- The request -
Locate the string "ylabel" in the listing below. Copy every line where it is found.

══ Extracted entries ══

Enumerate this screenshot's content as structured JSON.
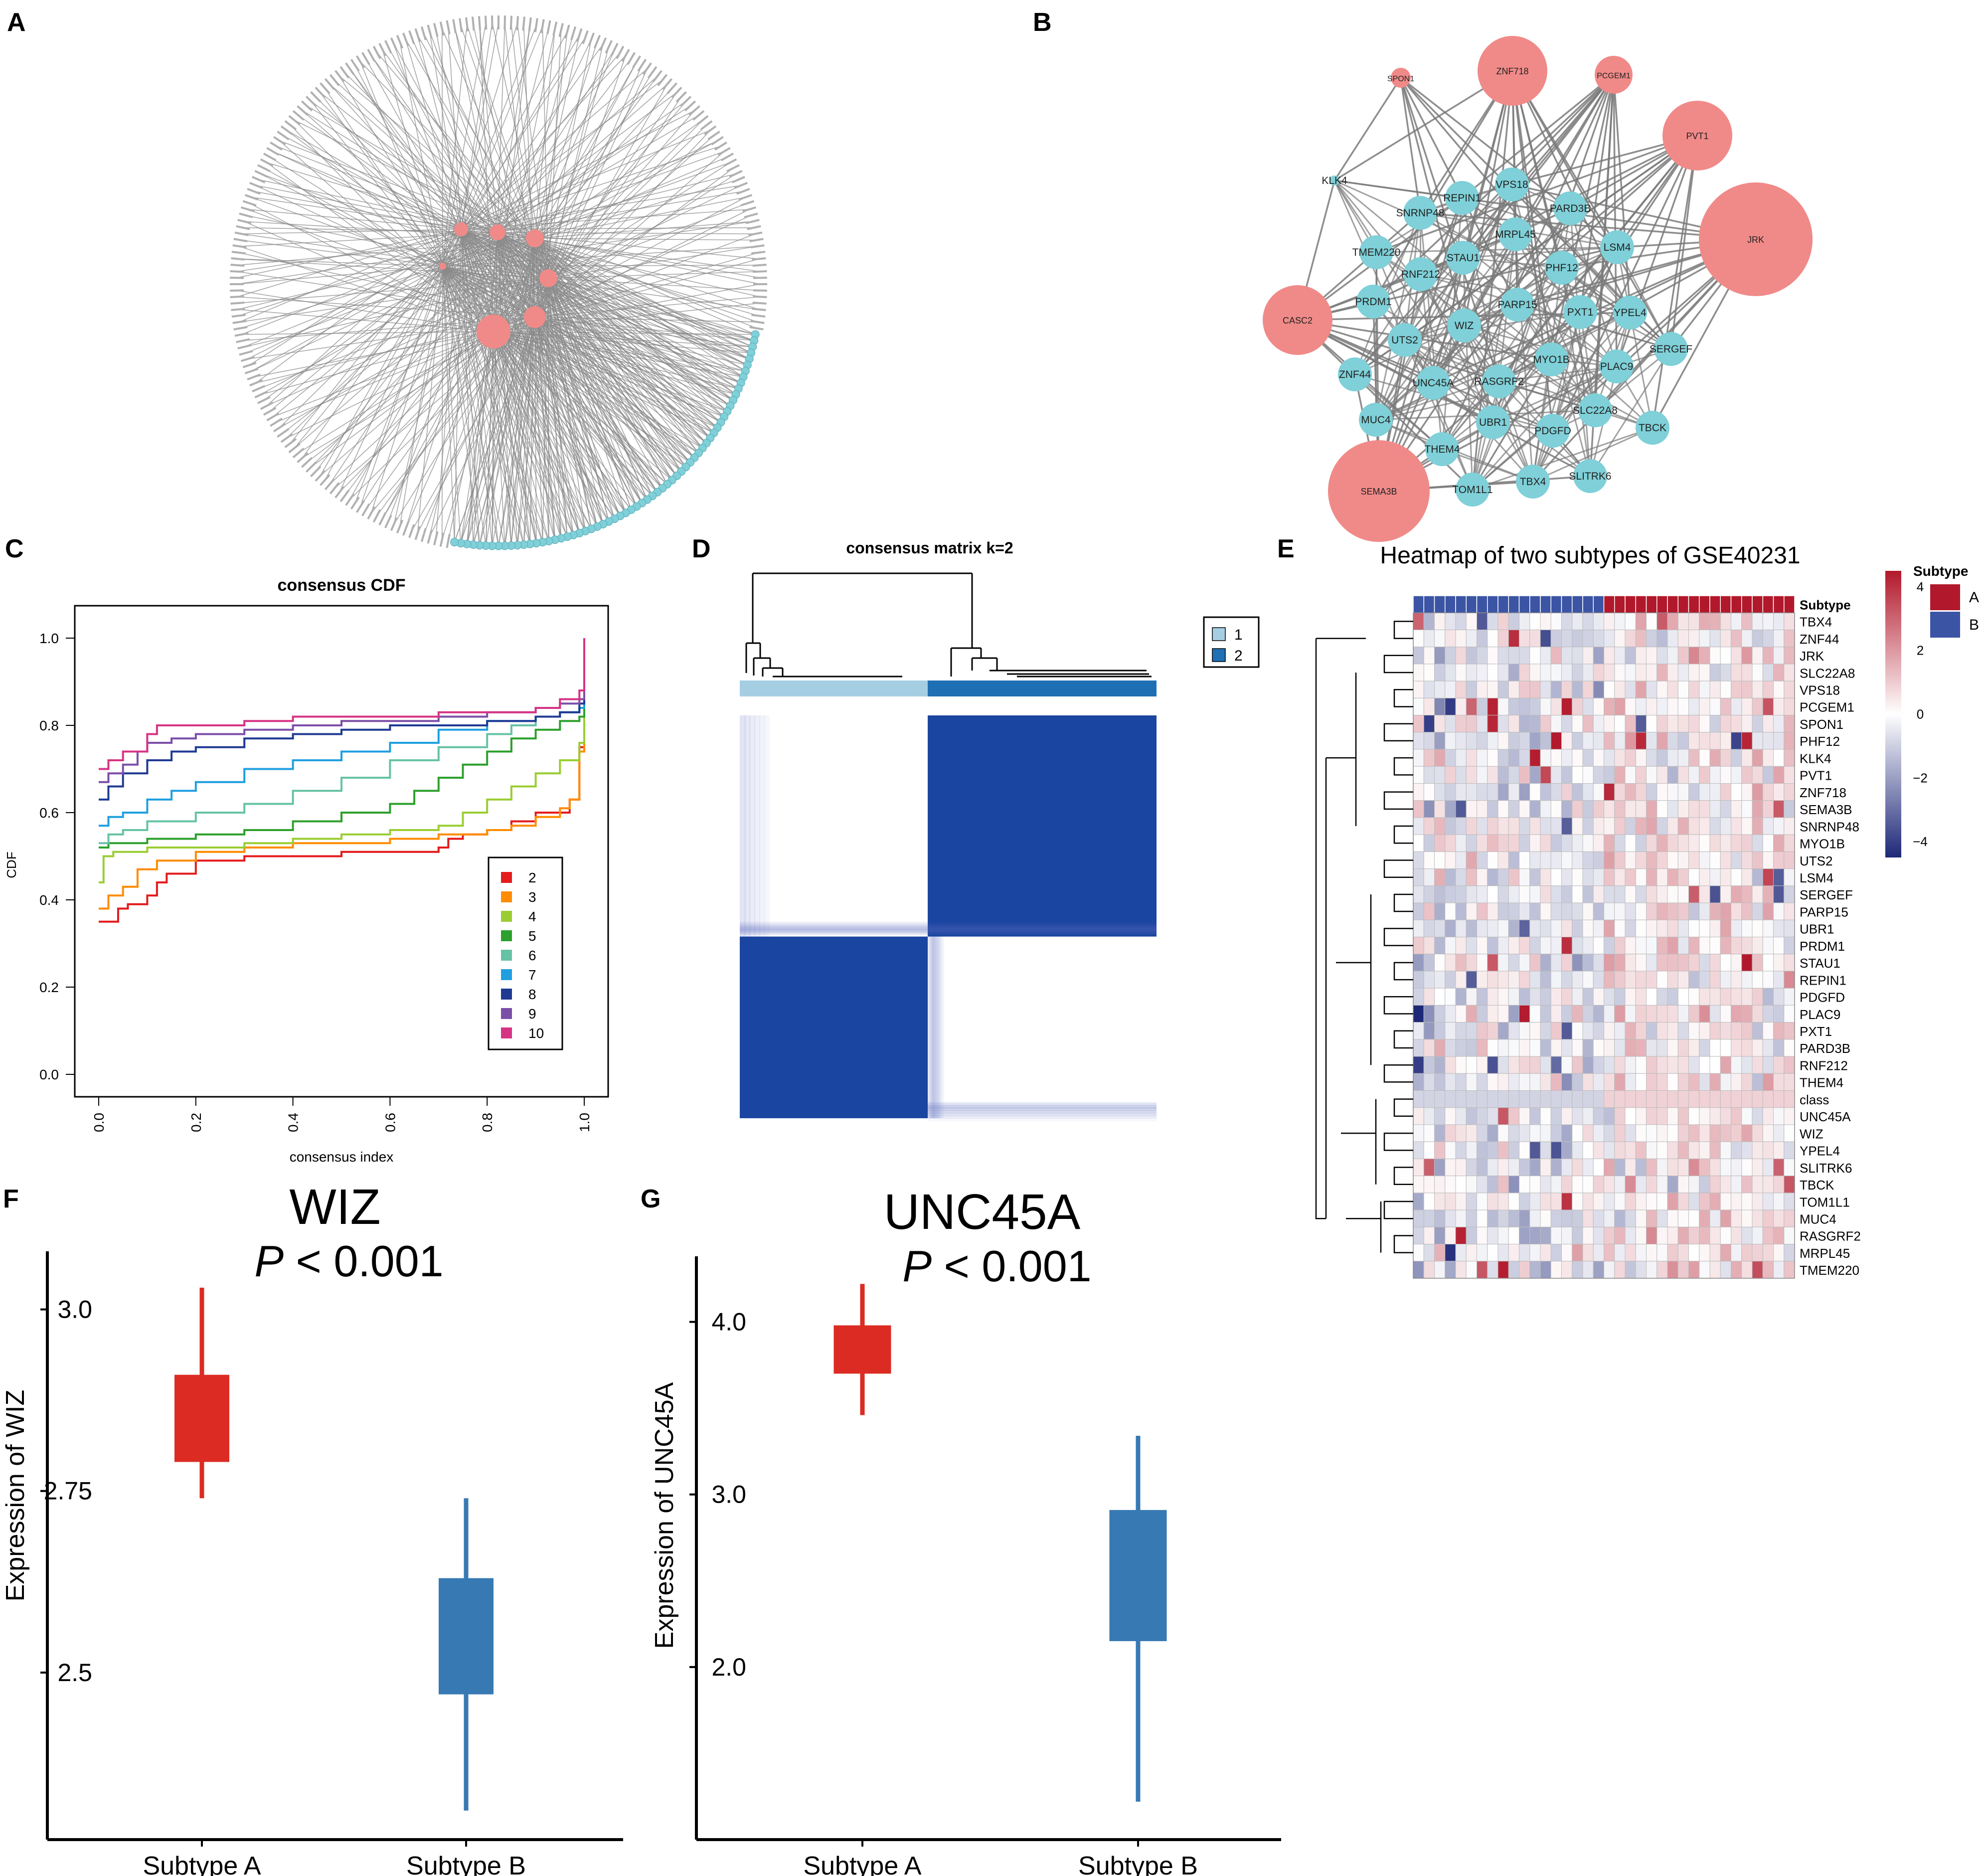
{
  "panels": {
    "A": {
      "label": "A"
    },
    "B": {
      "label": "B",
      "hub_nodes": [
        "SPON1",
        "ZNF718",
        "PCGEM1",
        "PVT1",
        "JRK",
        "CASC2",
        "SEMA3B"
      ],
      "target_nodes": [
        "KLK4",
        "VPS18",
        "REPIN1",
        "SNRNP48",
        "PARD3B",
        "MRPL45",
        "LSM4",
        "TMEM220",
        "STAU1",
        "PHF12",
        "RNF212",
        "PRDM1",
        "PARP15",
        "PXT1",
        "YPEL4",
        "WIZ",
        "UTS2",
        "MYO1B",
        "SERGEF",
        "ZNF44",
        "UNC45A",
        "RASGRF2",
        "PLAC9",
        "SLC22A8",
        "MUC4",
        "UBR1",
        "PDGFD",
        "TBCK",
        "THEM4",
        "TOM1L1",
        "TBX4",
        "SLITRK6"
      ],
      "colors": {
        "hub": "#f08a88",
        "target": "#7fd0d8"
      }
    },
    "C": {
      "label": "C"
    },
    "D": {
      "label": "D"
    },
    "E": {
      "label": "E"
    },
    "F": {
      "label": "F"
    },
    "G": {
      "label": "G"
    }
  },
  "chart_data": [
    {
      "id": "C",
      "type": "line",
      "title": "consensus CDF",
      "xlabel": "consensus index",
      "ylabel": "CDF",
      "xlim": [
        0,
        1
      ],
      "ylim": [
        0,
        1
      ],
      "x_ticks": [
        "0.0",
        "0.2",
        "0.4",
        "0.6",
        "0.8",
        "1.0"
      ],
      "y_ticks": [
        "0.0",
        "0.2",
        "0.4",
        "0.6",
        "0.8",
        "1.0"
      ],
      "legend_position": "bottom-right",
      "series": [
        {
          "name": "2",
          "color": "#e41a1c",
          "x": [
            0,
            0.02,
            0.04,
            0.06,
            0.08,
            0.1,
            0.12,
            0.14,
            0.2,
            0.3,
            0.4,
            0.5,
            0.6,
            0.7,
            0.72,
            0.75,
            0.8,
            0.85,
            0.9,
            0.95,
            0.97,
            0.99,
            1.0
          ],
          "y": [
            0.35,
            0.35,
            0.38,
            0.39,
            0.39,
            0.41,
            0.44,
            0.46,
            0.49,
            0.5,
            0.5,
            0.51,
            0.51,
            0.52,
            0.54,
            0.55,
            0.56,
            0.58,
            0.6,
            0.6,
            0.63,
            0.75,
            0.85
          ]
        },
        {
          "name": "3",
          "color": "#ff8c00",
          "x": [
            0,
            0.02,
            0.05,
            0.08,
            0.12,
            0.2,
            0.3,
            0.4,
            0.5,
            0.6,
            0.7,
            0.8,
            0.85,
            0.9,
            0.95,
            0.97,
            0.99,
            1.0
          ],
          "y": [
            0.38,
            0.41,
            0.43,
            0.47,
            0.49,
            0.51,
            0.52,
            0.53,
            0.53,
            0.54,
            0.55,
            0.56,
            0.57,
            0.59,
            0.61,
            0.63,
            0.74,
            0.84
          ]
        },
        {
          "name": "4",
          "color": "#9acd32",
          "x": [
            0,
            0.01,
            0.03,
            0.1,
            0.2,
            0.3,
            0.4,
            0.5,
            0.6,
            0.7,
            0.75,
            0.8,
            0.85,
            0.9,
            0.95,
            0.99,
            1.0
          ],
          "y": [
            0.44,
            0.5,
            0.51,
            0.52,
            0.52,
            0.53,
            0.54,
            0.55,
            0.56,
            0.57,
            0.6,
            0.63,
            0.66,
            0.69,
            0.72,
            0.76,
            0.85
          ]
        },
        {
          "name": "5",
          "color": "#2ca02c",
          "x": [
            0,
            0.02,
            0.1,
            0.2,
            0.3,
            0.4,
            0.5,
            0.6,
            0.65,
            0.7,
            0.75,
            0.8,
            0.85,
            0.9,
            0.95,
            0.99,
            1.0
          ],
          "y": [
            0.52,
            0.53,
            0.54,
            0.55,
            0.56,
            0.58,
            0.6,
            0.62,
            0.65,
            0.68,
            0.71,
            0.74,
            0.77,
            0.79,
            0.81,
            0.82,
            0.85
          ]
        },
        {
          "name": "6",
          "color": "#66c2a5",
          "x": [
            0,
            0.02,
            0.05,
            0.1,
            0.2,
            0.3,
            0.4,
            0.5,
            0.6,
            0.7,
            0.8,
            0.85,
            0.9,
            0.95,
            0.99,
            1.0
          ],
          "y": [
            0.53,
            0.55,
            0.56,
            0.58,
            0.6,
            0.62,
            0.65,
            0.68,
            0.72,
            0.75,
            0.78,
            0.8,
            0.82,
            0.83,
            0.84,
            0.85
          ]
        },
        {
          "name": "7",
          "color": "#1f9fe0",
          "x": [
            0,
            0.02,
            0.05,
            0.1,
            0.15,
            0.2,
            0.3,
            0.4,
            0.5,
            0.6,
            0.7,
            0.8,
            0.9,
            0.95,
            0.99,
            1.0
          ],
          "y": [
            0.57,
            0.59,
            0.6,
            0.63,
            0.65,
            0.67,
            0.7,
            0.72,
            0.74,
            0.76,
            0.79,
            0.81,
            0.82,
            0.83,
            0.84,
            0.86
          ]
        },
        {
          "name": "8",
          "color": "#1f3a93",
          "x": [
            0,
            0.02,
            0.05,
            0.1,
            0.15,
            0.2,
            0.3,
            0.4,
            0.5,
            0.6,
            0.7,
            0.8,
            0.9,
            0.95,
            0.99,
            1.0
          ],
          "y": [
            0.63,
            0.66,
            0.69,
            0.72,
            0.74,
            0.75,
            0.77,
            0.78,
            0.79,
            0.8,
            0.8,
            0.81,
            0.82,
            0.83,
            0.85,
            0.87
          ]
        },
        {
          "name": "9",
          "color": "#7b4ea8",
          "x": [
            0,
            0.02,
            0.05,
            0.08,
            0.1,
            0.15,
            0.2,
            0.3,
            0.4,
            0.5,
            0.6,
            0.7,
            0.8,
            0.9,
            0.95,
            0.99,
            1.0
          ],
          "y": [
            0.67,
            0.69,
            0.71,
            0.74,
            0.76,
            0.77,
            0.78,
            0.79,
            0.8,
            0.81,
            0.81,
            0.82,
            0.83,
            0.84,
            0.85,
            0.86,
            0.88
          ]
        },
        {
          "name": "10",
          "color": "#d63384",
          "x": [
            0,
            0.02,
            0.05,
            0.1,
            0.12,
            0.2,
            0.3,
            0.4,
            0.5,
            0.6,
            0.7,
            0.8,
            0.9,
            0.95,
            0.99,
            1.0
          ],
          "y": [
            0.7,
            0.72,
            0.74,
            0.78,
            0.8,
            0.8,
            0.81,
            0.82,
            0.82,
            0.82,
            0.83,
            0.83,
            0.84,
            0.86,
            0.88,
            1.0
          ]
        }
      ]
    },
    {
      "id": "D",
      "type": "heatmap",
      "title": "consensus matrix k=2",
      "legend": [
        {
          "name": "1",
          "color": "#a6cee3"
        },
        {
          "name": "2",
          "color": "#1f6fb4"
        }
      ],
      "cluster_sizes": [
        23,
        28
      ],
      "in_cluster_value": 1.0,
      "off_cluster_value": 0.0
    },
    {
      "id": "E",
      "type": "heatmap",
      "title": "Heatmap of two subtypes of GSE40231",
      "annotation_row": "Subtype",
      "annotation_legend_title": "Subtype",
      "annotation_levels": [
        {
          "name": "A",
          "color": "#b2182b"
        },
        {
          "name": "B",
          "color": "#3b54a4"
        }
      ],
      "n_samples_B": 18,
      "n_samples_A": 18,
      "colorbar_ticks": [
        "4",
        "2",
        "0",
        "−2",
        "−4"
      ],
      "colorbar_range": [
        -4.5,
        4.5
      ],
      "rows": [
        "TBX4",
        "ZNF44",
        "JRK",
        "SLC22A8",
        "VPS18",
        "PCGEM1",
        "SPON1",
        "PHF12",
        "KLK4",
        "PVT1",
        "ZNF718",
        "SEMA3B",
        "SNRNP48",
        "MYO1B",
        "UTS2",
        "LSM4",
        "SERGEF",
        "PARP15",
        "UBR1",
        "PRDM1",
        "STAU1",
        "REPIN1",
        "PDGFD",
        "PLAC9",
        "PXT1",
        "PARD3B",
        "RNF212",
        "THEM4",
        "class",
        "UNC45A",
        "WIZ",
        "YPEL4",
        "SLITRK6",
        "TBCK",
        "TOM1L1",
        "MUC4",
        "RASGRF2",
        "MRPL45",
        "TMEM220"
      ]
    },
    {
      "id": "F",
      "type": "box",
      "title": "WIZ",
      "p_label": "P",
      "p_text": " < 0.001",
      "ylabel": "Expression of  WIZ",
      "categories": [
        "Subtype A",
        "Subtype B"
      ],
      "y_ticks": [
        "3.0",
        "2.75",
        "2.5"
      ],
      "y_tick_values": [
        3.0,
        2.75,
        2.5
      ],
      "ylim": [
        2.27,
        3.08
      ],
      "boxes": [
        {
          "name": "Subtype A",
          "whisker_low": 2.74,
          "q1": 2.79,
          "q3": 2.91,
          "whisker_high": 3.03,
          "color": "#dc2b22"
        },
        {
          "name": "Subtype B",
          "whisker_low": 2.31,
          "q1": 2.47,
          "q3": 2.63,
          "whisker_high": 2.74,
          "color": "#3779b3"
        }
      ]
    },
    {
      "id": "G",
      "type": "box",
      "title": "UNC45A",
      "p_label": "P",
      "p_text": " < 0.001",
      "ylabel": "Expression of  UNC45A",
      "categories": [
        "Subtype A",
        "Subtype B"
      ],
      "y_ticks": [
        "4.0",
        "3.0",
        "2.0"
      ],
      "y_tick_values": [
        4.0,
        3.0,
        2.0
      ],
      "ylim": [
        1.0,
        4.38
      ],
      "boxes": [
        {
          "name": "Subtype A",
          "whisker_low": 3.46,
          "q1": 3.7,
          "q3": 3.98,
          "whisker_high": 4.22,
          "color": "#dc2b22"
        },
        {
          "name": "Subtype B",
          "whisker_low": 1.22,
          "q1": 2.15,
          "q3": 2.91,
          "whisker_high": 3.34,
          "color": "#3779b3"
        }
      ]
    }
  ]
}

═══

- Exercise solution -
      "ylabel": "CDF",
      "ylabel": "Expression of  WIZ",
      "ylabel": "Expression of  UNC45A",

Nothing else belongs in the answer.